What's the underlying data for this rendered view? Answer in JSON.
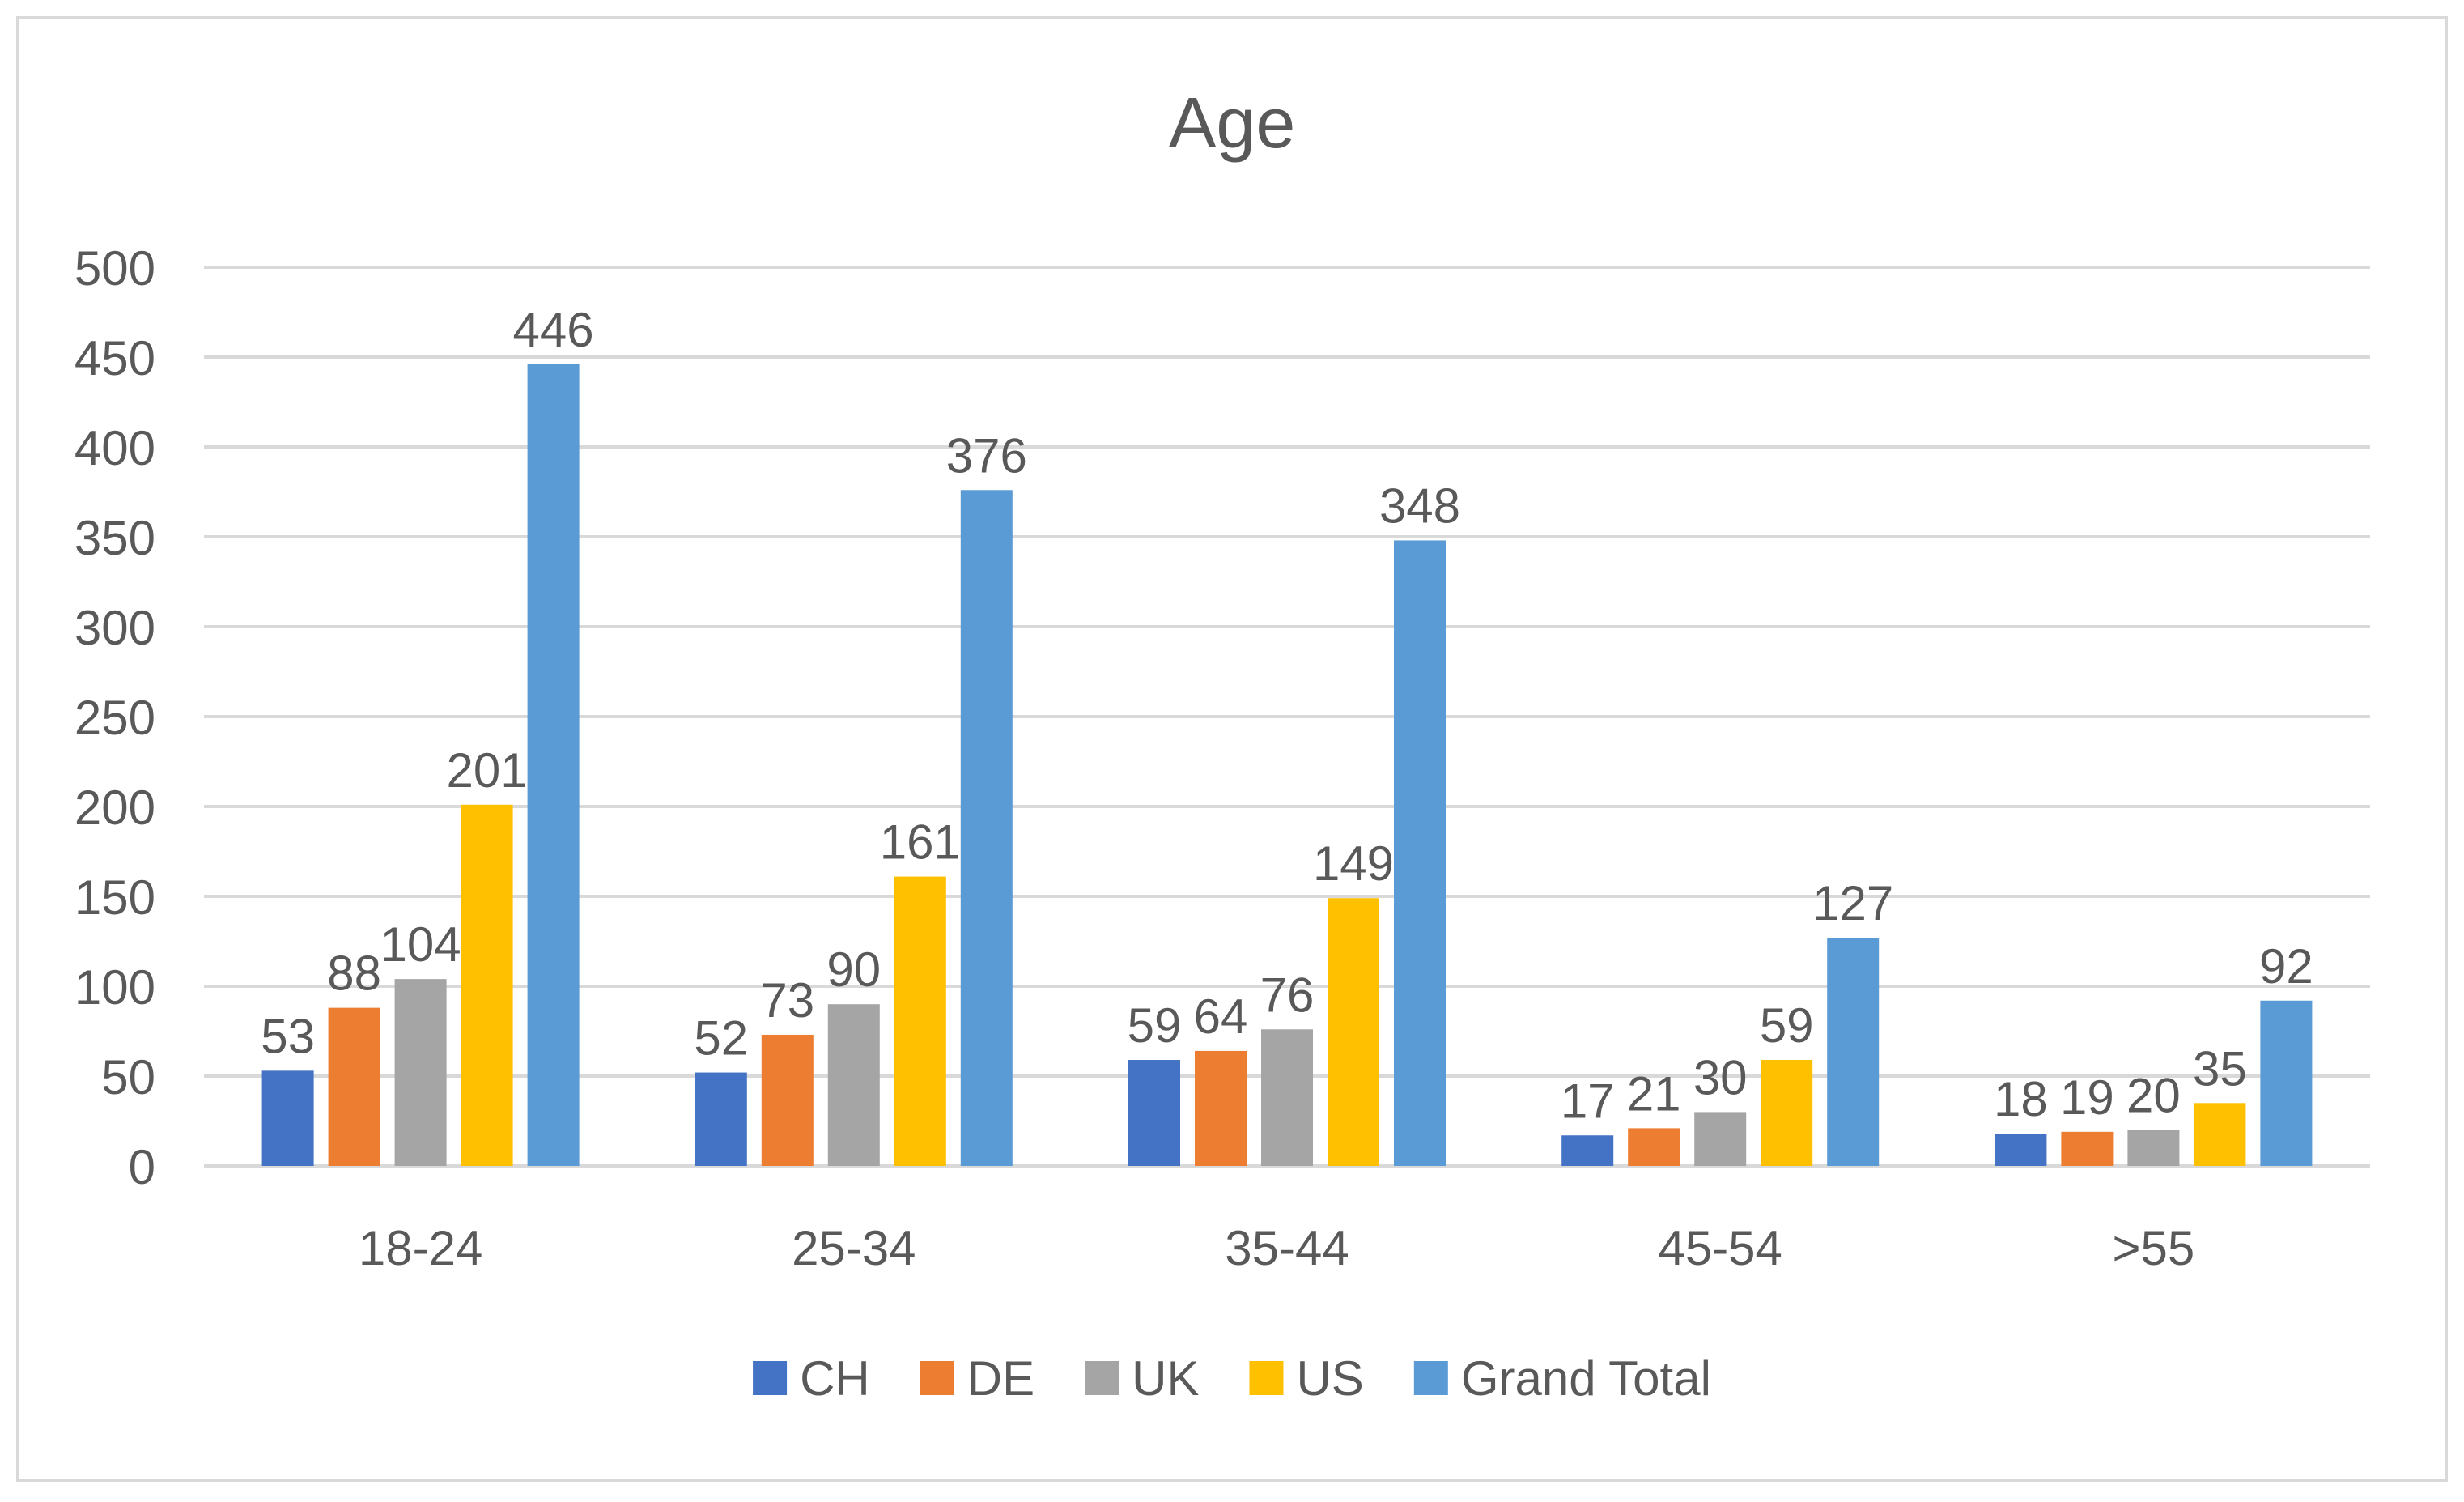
{
  "chart_data": {
    "type": "bar",
    "title": "Age",
    "xlabel": "",
    "ylabel": "",
    "ylim": [
      0,
      500
    ],
    "yticks": [
      0,
      50,
      100,
      150,
      200,
      250,
      300,
      350,
      400,
      450,
      500
    ],
    "ytick_labels": [
      "0",
      "50",
      "100",
      "150",
      "200",
      "250",
      "300",
      "350",
      "400",
      "450",
      "500"
    ],
    "grid": true,
    "legend_position": "bottom",
    "categories": [
      "18-24",
      "25-34",
      "35-44",
      "45-54",
      ">55"
    ],
    "series": [
      {
        "name": "CH",
        "values": [
          53,
          52,
          59,
          17,
          18
        ],
        "labels": [
          "53",
          "52",
          "59",
          "17",
          "18"
        ],
        "color": "#4472c4"
      },
      {
        "name": "DE",
        "values": [
          88,
          73,
          64,
          21,
          19
        ],
        "labels": [
          "88",
          "73",
          "64",
          "21",
          "19"
        ],
        "color": "#ed7d31"
      },
      {
        "name": "UK",
        "values": [
          104,
          90,
          76,
          30,
          20
        ],
        "labels": [
          "104",
          "90",
          "76",
          "30",
          "20"
        ],
        "color": "#a5a5a5"
      },
      {
        "name": "US",
        "values": [
          201,
          161,
          149,
          59,
          35
        ],
        "labels": [
          "201",
          "161",
          "149",
          "59",
          "35"
        ],
        "color": "#ffc000"
      },
      {
        "name": "Grand Total",
        "values": [
          446,
          376,
          348,
          127,
          92
        ],
        "labels": [
          "446",
          "376",
          "348",
          "127",
          "92"
        ],
        "color": "#5b9bd5"
      }
    ]
  },
  "style": {
    "background": "#ffffff",
    "border_color": "#d9d9d9",
    "grid_color": "#d9d9d9",
    "text_color": "#595959",
    "title_color": "#595959",
    "axis_color": "#d9d9d9"
  }
}
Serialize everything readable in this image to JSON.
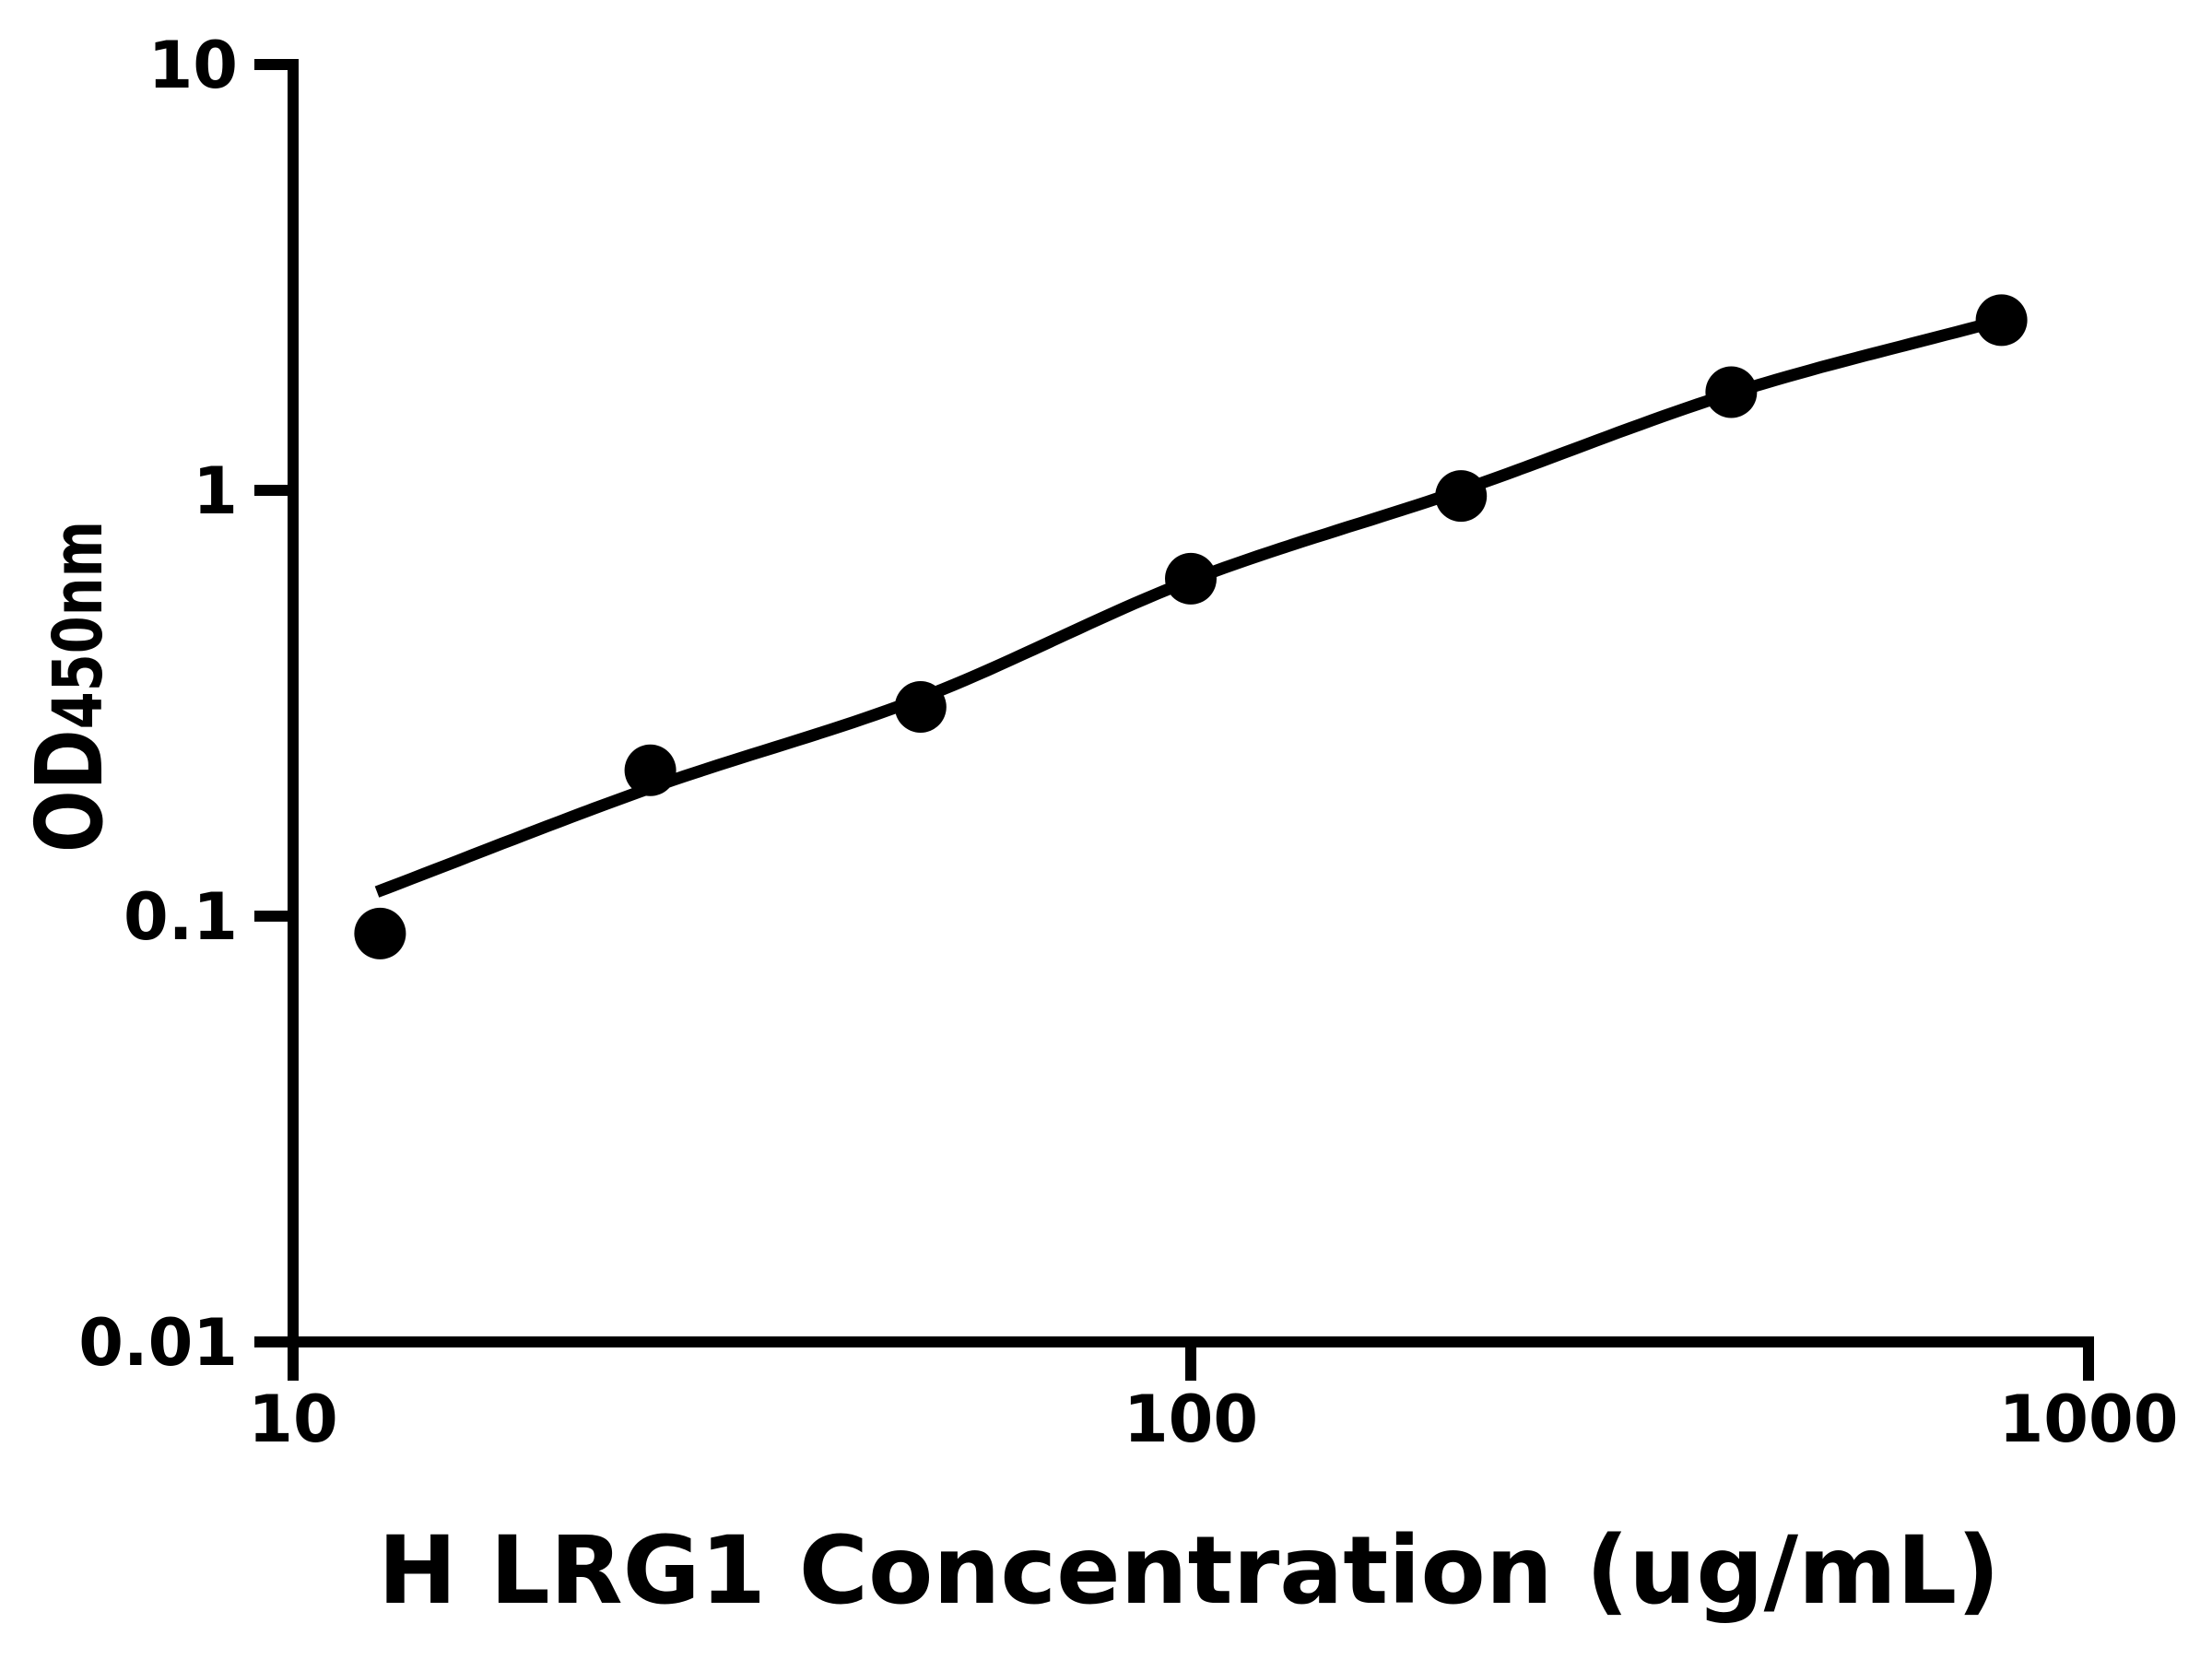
{
  "figure": {
    "background_color": "#ffffff",
    "ink_color": "#000000"
  },
  "chart_data": {
    "type": "scatter",
    "subtype": "elisa-standard-curve",
    "title": "",
    "xlabel": "H LRG1 Concentration (ug/mL)",
    "ylabel": "OD",
    "ylabel_sub": "450nm",
    "x_scale": "log10",
    "y_scale": "log10",
    "xlim": [
      10,
      1000
    ],
    "ylim": [
      0.01,
      10
    ],
    "grid": false,
    "legend": false,
    "x_ticks": [
      {
        "value": 10,
        "label": "10"
      },
      {
        "value": 100,
        "label": "100"
      },
      {
        "value": 1000,
        "label": "1000"
      }
    ],
    "y_ticks": [
      {
        "value": 10,
        "label": "10"
      },
      {
        "value": 1,
        "label": "1"
      },
      {
        "value": 0.1,
        "label": "0.1"
      },
      {
        "value": 0.01,
        "label": "0.01"
      }
    ],
    "series": [
      {
        "name": "standard curve data points",
        "marker": "filled-circle",
        "marker_color": "#000000",
        "points": [
          {
            "x": 12.5,
            "y": 0.091
          },
          {
            "x": 25,
            "y": 0.22
          },
          {
            "x": 50,
            "y": 0.31
          },
          {
            "x": 100,
            "y": 0.62
          },
          {
            "x": 200,
            "y": 0.97
          },
          {
            "x": 400,
            "y": 1.7
          },
          {
            "x": 800,
            "y": 2.51
          }
        ]
      }
    ],
    "fit_curve": {
      "name": "fitted standard curve",
      "color": "#000000",
      "x_range": [
        12.4,
        800
      ],
      "anchors": [
        {
          "x": 12.4,
          "y": 0.114
        },
        {
          "x": 25,
          "y": 0.2
        },
        {
          "x": 50,
          "y": 0.325
        },
        {
          "x": 100,
          "y": 0.615
        },
        {
          "x": 200,
          "y": 1.0
        },
        {
          "x": 400,
          "y": 1.69
        },
        {
          "x": 800,
          "y": 2.51
        }
      ]
    }
  }
}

Goal
Scan the data for the word "xlabel" and copy every line where it shows up.

Solution to the exercise
    "xlabel": "",
    "xlabel": "H LRG1 Concentration (ug/mL)",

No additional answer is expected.